*WHAT THE EXERCISE ASKS*. Give the entries again exactly, every one of them.

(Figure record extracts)
^^^^^^^^^^^^^^^^

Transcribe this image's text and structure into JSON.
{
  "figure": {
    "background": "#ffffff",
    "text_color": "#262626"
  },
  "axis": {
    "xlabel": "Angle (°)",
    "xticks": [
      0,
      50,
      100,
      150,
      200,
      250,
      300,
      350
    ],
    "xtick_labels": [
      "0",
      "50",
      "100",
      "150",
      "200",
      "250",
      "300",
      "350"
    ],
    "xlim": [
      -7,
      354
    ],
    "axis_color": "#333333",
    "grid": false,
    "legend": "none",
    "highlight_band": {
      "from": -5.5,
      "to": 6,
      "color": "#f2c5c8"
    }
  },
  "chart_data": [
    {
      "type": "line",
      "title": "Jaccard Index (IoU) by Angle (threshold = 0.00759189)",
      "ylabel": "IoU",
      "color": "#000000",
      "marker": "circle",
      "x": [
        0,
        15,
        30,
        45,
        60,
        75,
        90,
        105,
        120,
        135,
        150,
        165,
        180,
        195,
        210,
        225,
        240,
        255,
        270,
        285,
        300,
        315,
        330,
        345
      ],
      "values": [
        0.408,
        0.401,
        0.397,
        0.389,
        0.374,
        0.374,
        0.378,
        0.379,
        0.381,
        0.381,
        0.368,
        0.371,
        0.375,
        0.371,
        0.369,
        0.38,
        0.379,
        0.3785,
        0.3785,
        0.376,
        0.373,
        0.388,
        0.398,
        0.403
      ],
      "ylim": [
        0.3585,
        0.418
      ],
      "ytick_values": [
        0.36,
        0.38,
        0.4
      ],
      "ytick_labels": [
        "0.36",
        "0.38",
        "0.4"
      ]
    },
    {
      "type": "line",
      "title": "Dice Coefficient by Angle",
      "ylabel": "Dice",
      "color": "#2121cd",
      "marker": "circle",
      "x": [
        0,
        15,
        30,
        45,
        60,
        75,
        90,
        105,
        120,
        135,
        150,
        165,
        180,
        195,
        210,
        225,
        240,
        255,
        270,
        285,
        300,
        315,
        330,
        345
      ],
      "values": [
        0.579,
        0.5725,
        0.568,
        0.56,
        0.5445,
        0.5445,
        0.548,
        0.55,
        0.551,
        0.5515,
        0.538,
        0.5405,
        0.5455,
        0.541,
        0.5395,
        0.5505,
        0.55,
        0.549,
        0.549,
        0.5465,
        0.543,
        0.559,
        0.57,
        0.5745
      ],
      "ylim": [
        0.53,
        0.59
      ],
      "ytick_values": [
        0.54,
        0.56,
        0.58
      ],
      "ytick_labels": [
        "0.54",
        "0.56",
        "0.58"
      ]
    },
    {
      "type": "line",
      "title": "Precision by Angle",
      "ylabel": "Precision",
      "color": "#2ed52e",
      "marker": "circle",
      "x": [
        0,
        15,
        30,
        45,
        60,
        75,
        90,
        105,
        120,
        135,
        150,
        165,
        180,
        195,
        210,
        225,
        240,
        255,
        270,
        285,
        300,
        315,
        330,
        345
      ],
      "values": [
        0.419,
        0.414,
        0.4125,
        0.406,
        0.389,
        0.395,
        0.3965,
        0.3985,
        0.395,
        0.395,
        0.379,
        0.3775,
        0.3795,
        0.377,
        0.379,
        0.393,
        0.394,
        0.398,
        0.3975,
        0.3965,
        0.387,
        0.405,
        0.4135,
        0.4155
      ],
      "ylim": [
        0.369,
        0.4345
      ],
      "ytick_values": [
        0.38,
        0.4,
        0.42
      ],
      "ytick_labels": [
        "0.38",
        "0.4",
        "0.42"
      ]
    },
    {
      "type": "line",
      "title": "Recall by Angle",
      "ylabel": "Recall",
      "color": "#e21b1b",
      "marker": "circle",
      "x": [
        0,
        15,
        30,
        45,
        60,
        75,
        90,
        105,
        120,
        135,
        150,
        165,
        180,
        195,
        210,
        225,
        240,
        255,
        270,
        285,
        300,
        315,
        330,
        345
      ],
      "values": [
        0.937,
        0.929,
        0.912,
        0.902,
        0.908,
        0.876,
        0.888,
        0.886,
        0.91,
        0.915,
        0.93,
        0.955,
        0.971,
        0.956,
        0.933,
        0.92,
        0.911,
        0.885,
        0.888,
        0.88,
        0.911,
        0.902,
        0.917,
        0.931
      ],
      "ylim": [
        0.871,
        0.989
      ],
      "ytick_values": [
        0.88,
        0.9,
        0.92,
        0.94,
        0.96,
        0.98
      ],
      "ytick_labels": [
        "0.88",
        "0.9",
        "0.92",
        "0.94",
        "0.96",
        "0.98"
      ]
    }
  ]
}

^^^^^^^^^^^^^^^^

*TASK RESPONSE*.
Transcribe this image's text and structure into JSON.
{
  "figure": {
    "background": "#ffffff",
    "text_color": "#262626"
  },
  "axis": {
    "xlabel": "Angle (°)",
    "xticks": [
      0,
      50,
      100,
      150,
      200,
      250,
      300,
      350
    ],
    "xtick_labels": [
      "0",
      "50",
      "100",
      "150",
      "200",
      "250",
      "300",
      "350"
    ],
    "xlim": [
      -7,
      354
    ],
    "axis_color": "#333333",
    "grid": false,
    "legend": "none",
    "highlight_band": {
      "from": -5.5,
      "to": 6,
      "color": "#f2c5c8"
    }
  },
  "chart_data": [
    {
      "type": "line",
      "title": "Jaccard Index (IoU) by Angle (threshold = 0.00759189)",
      "ylabel": "IoU",
      "color": "#000000",
      "marker": "circle",
      "x": [
        0,
        15,
        30,
        45,
        60,
        75,
        90,
        105,
        120,
        135,
        150,
        165,
        180,
        195,
        210,
        225,
        240,
        255,
        270,
        285,
        300,
        315,
        330,
        345
      ],
      "values": [
        0.408,
        0.401,
        0.397,
        0.389,
        0.374,
        0.374,
        0.378,
        0.379,
        0.381,
        0.381,
        0.368,
        0.371,
        0.375,
        0.371,
        0.369,
        0.38,
        0.379,
        0.3785,
        0.3785,
        0.376,
        0.373,
        0.388,
        0.398,
        0.403
      ],
      "ylim": [
        0.3585,
        0.418
      ],
      "ytick_values": [
        0.36,
        0.38,
        0.4
      ],
      "ytick_labels": [
        "0.36",
        "0.38",
        "0.4"
      ]
    },
    {
      "type": "line",
      "title": "Dice Coefficient by Angle",
      "ylabel": "Dice",
      "color": "#2121cd",
      "marker": "circle",
      "x": [
        0,
        15,
        30,
        45,
        60,
        75,
        90,
        105,
        120,
        135,
        150,
        165,
        180,
        195,
        210,
        225,
        240,
        255,
        270,
        285,
        300,
        315,
        330,
        345
      ],
      "values": [
        0.579,
        0.5725,
        0.568,
        0.56,
        0.5445,
        0.5445,
        0.548,
        0.55,
        0.551,
        0.5515,
        0.538,
        0.5405,
        0.5455,
        0.541,
        0.5395,
        0.5505,
        0.55,
        0.549,
        0.549,
        0.5465,
        0.543,
        0.559,
        0.57,
        0.5745
      ],
      "ylim": [
        0.53,
        0.59
      ],
      "ytick_values": [
        0.54,
        0.56,
        0.58
      ],
      "ytick_labels": [
        "0.54",
        "0.56",
        "0.58"
      ]
    },
    {
      "type": "line",
      "title": "Precision by Angle",
      "ylabel": "Precision",
      "color": "#2ed52e",
      "marker": "circle",
      "x": [
        0,
        15,
        30,
        45,
        60,
        75,
        90,
        105,
        120,
        135,
        150,
        165,
        180,
        195,
        210,
        225,
        240,
        255,
        270,
        285,
        300,
        315,
        330,
        345
      ],
      "values": [
        0.419,
        0.414,
        0.4125,
        0.406,
        0.389,
        0.395,
        0.3965,
        0.3985,
        0.395,
        0.395,
        0.379,
        0.3775,
        0.3795,
        0.377,
        0.379,
        0.393,
        0.394,
        0.398,
        0.3975,
        0.3965,
        0.387,
        0.405,
        0.4135,
        0.4155
      ],
      "ylim": [
        0.369,
        0.4345
      ],
      "ytick_values": [
        0.38,
        0.4,
        0.42
      ],
      "ytick_labels": [
        "0.38",
        "0.4",
        "0.42"
      ]
    },
    {
      "type": "line",
      "title": "Recall by Angle",
      "ylabel": "Recall",
      "color": "#e21b1b",
      "marker": "circle",
      "x": [
        0,
        15,
        30,
        45,
        60,
        75,
        90,
        105,
        120,
        135,
        150,
        165,
        180,
        195,
        210,
        225,
        240,
        255,
        270,
        285,
        300,
        315,
        330,
        345
      ],
      "values": [
        0.937,
        0.929,
        0.912,
        0.902,
        0.908,
        0.876,
        0.888,
        0.886,
        0.91,
        0.915,
        0.93,
        0.955,
        0.971,
        0.956,
        0.933,
        0.92,
        0.911,
        0.885,
        0.888,
        0.88,
        0.911,
        0.902,
        0.917,
        0.931
      ],
      "ylim": [
        0.871,
        0.989
      ],
      "ytick_values": [
        0.88,
        0.9,
        0.92,
        0.94,
        0.96,
        0.98
      ],
      "ytick_labels": [
        "0.88",
        "0.9",
        "0.92",
        "0.94",
        "0.96",
        "0.98"
      ]
    }
  ]
}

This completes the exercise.